• WORK INSTRUCTIONS:
Repeat each record below exactly, dropping the pictures.

• Lines of data:
>> Start

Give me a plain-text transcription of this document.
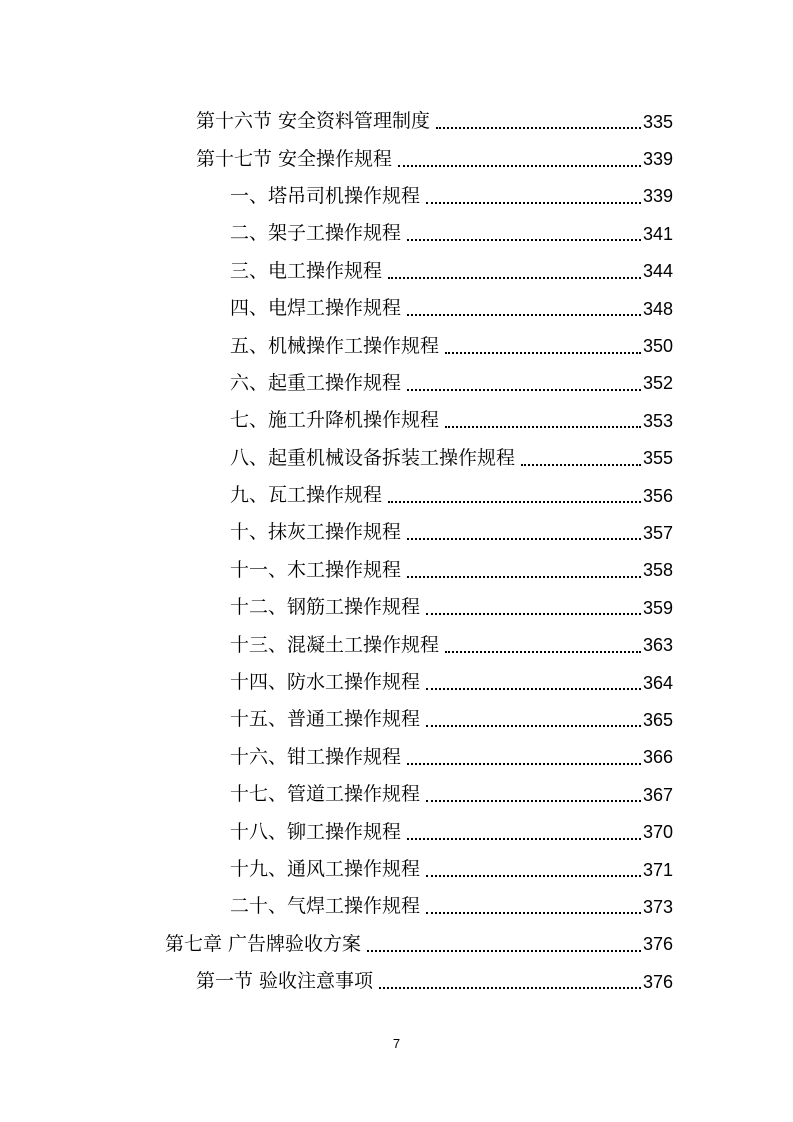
第十六节 安全资料管理制度	335
第十七节 安全操作规程	339
一、塔吊司机操作规程	339
二、架子工操作规程	341
三、电工操作规程	344
四、电焊工操作规程	348
五、机械操作工操作规程	350
六、起重工操作规程	352
七、施工升降机操作规程	353
八、起重机械设备拆装工操作规程	355
九、瓦工操作规程	356
十、抹灰工操作规程	357
十一、木工操作规程	358
十二、钢筋工操作规程	359
十三、混凝土工操作规程	363
十四、防水工操作规程	364
十五、普通工操作规程	365
十六、钳工操作规程	366
十七、管道工操作规程	367
十八、铆工操作规程	370
十九、通风工操作规程	371
二十、气焊工操作规程	373
第七章 广告牌验收方案	376
第一节 验收注意事项	376
7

>> End

• ANSWER TO THE TASK:
Give me a plain-text transcription of this document.
第十六节 安全资料管理制度	335
第十七节 安全操作规程	339
一、塔吊司机操作规程	339
二、架子工操作规程	341
三、电工操作规程	344
四、电焊工操作规程	348
五、机械操作工操作规程	350
六、起重工操作规程	352
七、施工升降机操作规程	353
八、起重机械设备拆装工操作规程	355
九、瓦工操作规程	356
十、抹灰工操作规程	357
十一、木工操作规程	358
十二、钢筋工操作规程	359
十三、混凝土工操作规程	363
十四、防水工操作规程	364
十五、普通工操作规程	365
十六、钳工操作规程	366
十七、管道工操作规程	367
十八、铆工操作规程	370
十九、通风工操作规程	371
二十、气焊工操作规程	373
第七章 广告牌验收方案	376
第一节 验收注意事项	376
7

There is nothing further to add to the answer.